## Begin Dataset entries
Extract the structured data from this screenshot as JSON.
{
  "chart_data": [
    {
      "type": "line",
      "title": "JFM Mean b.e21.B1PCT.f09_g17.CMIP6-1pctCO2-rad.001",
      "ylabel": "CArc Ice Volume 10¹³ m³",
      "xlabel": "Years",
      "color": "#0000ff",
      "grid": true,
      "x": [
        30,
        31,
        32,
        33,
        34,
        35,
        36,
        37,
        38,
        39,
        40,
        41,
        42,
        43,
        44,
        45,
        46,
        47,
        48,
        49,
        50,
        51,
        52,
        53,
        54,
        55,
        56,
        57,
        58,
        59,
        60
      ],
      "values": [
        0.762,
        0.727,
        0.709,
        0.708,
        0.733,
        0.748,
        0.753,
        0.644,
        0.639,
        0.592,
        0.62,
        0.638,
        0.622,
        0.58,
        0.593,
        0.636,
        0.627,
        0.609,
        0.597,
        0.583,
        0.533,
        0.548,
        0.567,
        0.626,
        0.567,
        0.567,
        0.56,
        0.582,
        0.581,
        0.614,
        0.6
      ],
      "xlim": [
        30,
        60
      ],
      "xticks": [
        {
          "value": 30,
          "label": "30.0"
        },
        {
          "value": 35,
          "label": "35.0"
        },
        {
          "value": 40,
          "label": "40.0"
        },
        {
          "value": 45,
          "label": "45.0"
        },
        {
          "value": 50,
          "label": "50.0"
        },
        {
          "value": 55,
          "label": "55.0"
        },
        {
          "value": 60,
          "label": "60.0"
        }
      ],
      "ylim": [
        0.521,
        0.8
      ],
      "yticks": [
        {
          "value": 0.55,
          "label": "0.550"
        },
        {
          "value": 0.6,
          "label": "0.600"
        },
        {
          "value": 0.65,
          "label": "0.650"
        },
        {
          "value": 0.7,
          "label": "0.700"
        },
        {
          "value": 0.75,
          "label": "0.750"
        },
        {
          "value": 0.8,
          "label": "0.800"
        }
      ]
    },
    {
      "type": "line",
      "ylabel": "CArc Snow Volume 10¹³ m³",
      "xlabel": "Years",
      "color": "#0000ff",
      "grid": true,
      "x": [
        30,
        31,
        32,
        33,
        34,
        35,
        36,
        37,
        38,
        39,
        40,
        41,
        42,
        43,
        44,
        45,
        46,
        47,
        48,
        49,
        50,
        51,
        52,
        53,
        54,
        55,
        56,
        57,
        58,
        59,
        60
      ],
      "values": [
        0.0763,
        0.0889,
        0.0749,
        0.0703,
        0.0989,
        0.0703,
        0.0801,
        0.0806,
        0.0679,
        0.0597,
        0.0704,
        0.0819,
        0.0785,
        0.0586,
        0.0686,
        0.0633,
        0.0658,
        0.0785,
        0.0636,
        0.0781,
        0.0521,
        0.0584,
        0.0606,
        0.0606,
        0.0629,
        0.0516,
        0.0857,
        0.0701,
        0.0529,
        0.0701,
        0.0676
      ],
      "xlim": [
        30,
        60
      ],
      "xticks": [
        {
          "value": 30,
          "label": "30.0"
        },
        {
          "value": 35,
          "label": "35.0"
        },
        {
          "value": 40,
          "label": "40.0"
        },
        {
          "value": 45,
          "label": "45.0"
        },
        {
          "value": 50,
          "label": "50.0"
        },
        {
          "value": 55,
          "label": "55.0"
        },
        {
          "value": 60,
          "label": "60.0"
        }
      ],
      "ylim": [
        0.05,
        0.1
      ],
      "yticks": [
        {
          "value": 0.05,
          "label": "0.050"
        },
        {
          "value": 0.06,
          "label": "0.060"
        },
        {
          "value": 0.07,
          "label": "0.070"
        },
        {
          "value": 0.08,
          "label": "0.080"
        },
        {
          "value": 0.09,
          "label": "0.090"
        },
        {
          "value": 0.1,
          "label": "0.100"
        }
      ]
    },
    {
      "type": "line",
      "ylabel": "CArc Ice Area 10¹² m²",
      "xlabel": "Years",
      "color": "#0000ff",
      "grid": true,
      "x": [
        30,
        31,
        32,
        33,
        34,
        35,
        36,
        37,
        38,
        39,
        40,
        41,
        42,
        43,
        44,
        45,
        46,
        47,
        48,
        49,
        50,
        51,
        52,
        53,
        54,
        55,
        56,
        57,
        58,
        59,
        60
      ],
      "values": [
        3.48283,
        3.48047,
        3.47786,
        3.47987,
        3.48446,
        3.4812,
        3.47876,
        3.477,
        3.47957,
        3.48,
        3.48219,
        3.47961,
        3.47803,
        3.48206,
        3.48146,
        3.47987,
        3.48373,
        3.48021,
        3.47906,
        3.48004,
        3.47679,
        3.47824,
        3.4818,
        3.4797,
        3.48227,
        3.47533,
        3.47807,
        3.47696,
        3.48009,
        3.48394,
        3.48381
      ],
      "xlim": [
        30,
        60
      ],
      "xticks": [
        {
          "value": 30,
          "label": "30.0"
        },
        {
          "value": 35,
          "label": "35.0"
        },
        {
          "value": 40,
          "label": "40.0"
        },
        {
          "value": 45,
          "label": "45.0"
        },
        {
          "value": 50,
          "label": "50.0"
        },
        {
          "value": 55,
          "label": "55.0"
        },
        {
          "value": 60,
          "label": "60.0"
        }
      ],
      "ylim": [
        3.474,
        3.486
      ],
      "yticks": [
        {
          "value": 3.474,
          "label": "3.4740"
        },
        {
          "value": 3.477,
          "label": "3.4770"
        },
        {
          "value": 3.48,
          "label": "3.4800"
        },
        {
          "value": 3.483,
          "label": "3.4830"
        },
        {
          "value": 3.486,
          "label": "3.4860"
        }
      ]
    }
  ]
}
## End Dataset entries
• [Written problem]
Find every line that holds "CArc" and copy it.

• [Output of the task]
      "ylabel": "CArc Ice Volume 10¹³ m³",
      "ylabel": "CArc Snow Volume 10¹³ m³",
      "ylabel": "CArc Ice Area 10¹² m²",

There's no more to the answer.